Code Geass R2 is a lot of things, but one of them is not boring. There’s always something going on to pull you in; the whole series is bursting with so much energy, epic battles, a twisty plot that loves to throw the audience off-track, and big emotions that’s it’s hard to resist getting into its mind set and just going with it. There are very few other series that just feel like the whole production team is pouring their all into it. There are jaw-dropping moments to every head-scratching scene, and there are some fantastic battles to every poorly explained plot point. You see the faults but you also see the work that’s gone into this series to try and satisfy every anime fan out there.
Visuals are still great and very well animated, I only had the DVD as reference but regardless, it’s stunning to watch, I can only imagine the Blu-ray edition is gorgeous as well. I must give credit where it’s due to CLAMP for their character designs; it’s a testament to them when you have such a large cast and yet manage to avoid making the characters look bland or unrecognisable. The audio is also very good. I wasn’t so keen on the soundtrack to the first season but the second season’s score grew on me as the series went on. Both opening themes (02 By Orange Range and World End by FLOW) are solid songs that reflect the series nicely as it develops. The ending themes are not as delightful on the ears, however they’re worth watching at least once for the beautiful artwork CLAMP provides of the Code Geass characters in several poses making references to their other work such as Clover and X.
Disappointingly, the only DVD extras across the 6 discs are clean openings and closing plus character artworks. I was hoping for more picture shorts that were found in the Beez release of the first series, but never mind.
Code Geass R2 is a fitting sequel to the first season; it’s fast, dynamic, engaging and entertaining from start till end. It has many narrative faults but its passion to tell Lelouch’s story in stunning animation makes the trip worthwhile regardless. I wouldn’t put this on my top 10 favourite anime list but I would definitely recommend it to fans of the genre that have yet to invest in the journey. It’s one to simply allow yourself to strap into the rollercoaster carriage, keep your arms and legs inside the cart at all times, and just enjoy the ride.

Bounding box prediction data
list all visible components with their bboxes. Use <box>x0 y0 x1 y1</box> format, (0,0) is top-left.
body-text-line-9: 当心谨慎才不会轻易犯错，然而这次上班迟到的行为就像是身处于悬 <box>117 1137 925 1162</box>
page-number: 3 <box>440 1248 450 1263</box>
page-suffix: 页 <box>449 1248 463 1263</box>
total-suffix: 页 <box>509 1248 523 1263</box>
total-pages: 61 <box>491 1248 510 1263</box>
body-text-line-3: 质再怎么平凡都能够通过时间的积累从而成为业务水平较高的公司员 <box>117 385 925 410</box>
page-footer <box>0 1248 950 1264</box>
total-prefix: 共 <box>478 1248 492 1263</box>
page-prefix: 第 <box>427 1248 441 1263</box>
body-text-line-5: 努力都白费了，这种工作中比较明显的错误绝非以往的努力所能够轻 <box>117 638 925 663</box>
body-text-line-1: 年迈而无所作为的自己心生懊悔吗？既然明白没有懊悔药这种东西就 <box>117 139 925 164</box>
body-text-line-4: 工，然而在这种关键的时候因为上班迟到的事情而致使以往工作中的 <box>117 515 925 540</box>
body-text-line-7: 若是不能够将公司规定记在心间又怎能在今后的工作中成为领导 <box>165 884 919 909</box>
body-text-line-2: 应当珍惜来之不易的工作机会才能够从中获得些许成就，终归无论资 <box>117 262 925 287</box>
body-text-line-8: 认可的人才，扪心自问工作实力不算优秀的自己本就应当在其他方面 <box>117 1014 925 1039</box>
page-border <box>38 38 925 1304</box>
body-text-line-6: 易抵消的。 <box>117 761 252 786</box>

[Brief 1]: According to the Code Geass R2 review, what are the only DVD extras across the 6 discs?
[Brief 2]: Reproduce the Code Geass R2 review between "Disappointingly, the only" and "enjoy the ride.", inclusive, substituting "follow-up" for "sequel".

[Exercise response 1]: Clean openings and closing plus character artworks.

[Exercise response 2]:
Disappointingly, the only DVD extras across the 6 discs are clean openings and closing plus character artworks. I was hoping for more picture shorts that were found in the Beez release of the first series, but never mind.
Code Geass R2 is a fitting follow-up to the first season; it’s fast, dynamic, engaging and entertaining from start till end. It has many narrative faults but its passion to tell Lelouch’s story in stunning animation makes the trip worthwhile regardless. I wouldn’t put this on my top 10 favourite anime list but I would definitely recommend it to fans of the genre that have yet to invest in the journey. It’s one to simply allow yourself to strap into the rollercoaster carriage, keep your arms and legs inside the cart at all times, and just enjoy the ride.